EXERCISE –
Using the data beneath, show every line that includes the word "algo".

RECORDED DATA –

## start

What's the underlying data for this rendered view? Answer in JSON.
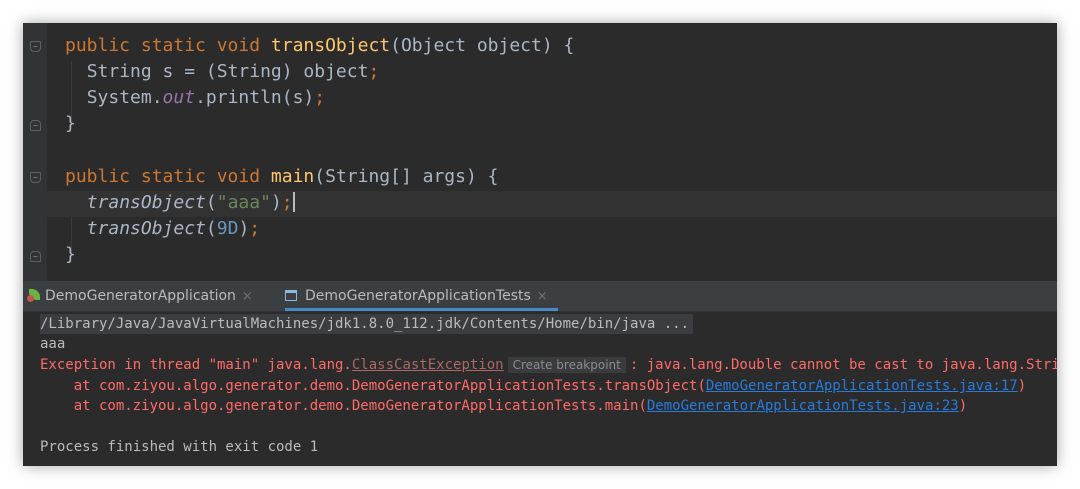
{
  "editor": {
    "lines": {
      "l1": {
        "kw": "public static void ",
        "fn": "transObject",
        "rest": "(Object object) {"
      },
      "l2": {
        "text": "String s = (String) object",
        "semi": ";"
      },
      "l3": {
        "pre": "System.",
        "field": "out",
        "post": ".println(s)",
        "semi": ";"
      },
      "l4": {
        "text": "}"
      },
      "l6": {
        "kw": "public static void ",
        "fn": "main",
        "rest": "(String[] args) {"
      },
      "l7": {
        "call": "transObject",
        "open": "(",
        "str": "\"aaa\"",
        "close": ")",
        "semi": ";"
      },
      "l8": {
        "call": "transObject",
        "open": "(",
        "num": "9D",
        "close": ")",
        "semi": ";"
      },
      "l9": {
        "text": "}"
      }
    }
  },
  "run": {
    "tabs": [
      {
        "label": "DemoGeneratorApplication",
        "close": "×"
      },
      {
        "label": "DemoGeneratorApplicationTests",
        "close": "×"
      }
    ],
    "console": {
      "command": "/Library/Java/JavaVirtualMachines/jdk1.8.0_112.jdk/Contents/Home/bin/java ...",
      "output": "aaa",
      "exception_prefix": "Exception in thread \"main\" java.lang.",
      "exception_class": "ClassCastException",
      "breakpoint_hint": "Create breakpoint",
      "exception_message": ": java.lang.Double cannot be cast to java.lang.String",
      "stack": [
        {
          "at": "    at com.ziyou.algo.generator.demo.DemoGeneratorApplicationTests.transObject(",
          "link": "DemoGeneratorApplicationTests.java:17",
          "end": ")"
        },
        {
          "at": "    at com.ziyou.algo.generator.demo.DemoGeneratorApplicationTests.main(",
          "link": "DemoGeneratorApplicationTests.java:23",
          "end": ")"
        }
      ],
      "exit": "Process finished with exit code 1"
    }
  },
  "colors": {
    "editor_bg": "#2b2b2b",
    "keyword": "#cc7832",
    "method": "#ffc66d",
    "string": "#6a8759",
    "number": "#6897bb",
    "error": "#ff6b68",
    "link": "#287bde"
  }
}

## end

RESPONSE –
          "at": "    at com.ziyou.algo.generator.demo.DemoGeneratorApplicationTests.transObject(",
          "at": "    at com.ziyou.algo.generator.demo.DemoGeneratorApplicationTests.main(",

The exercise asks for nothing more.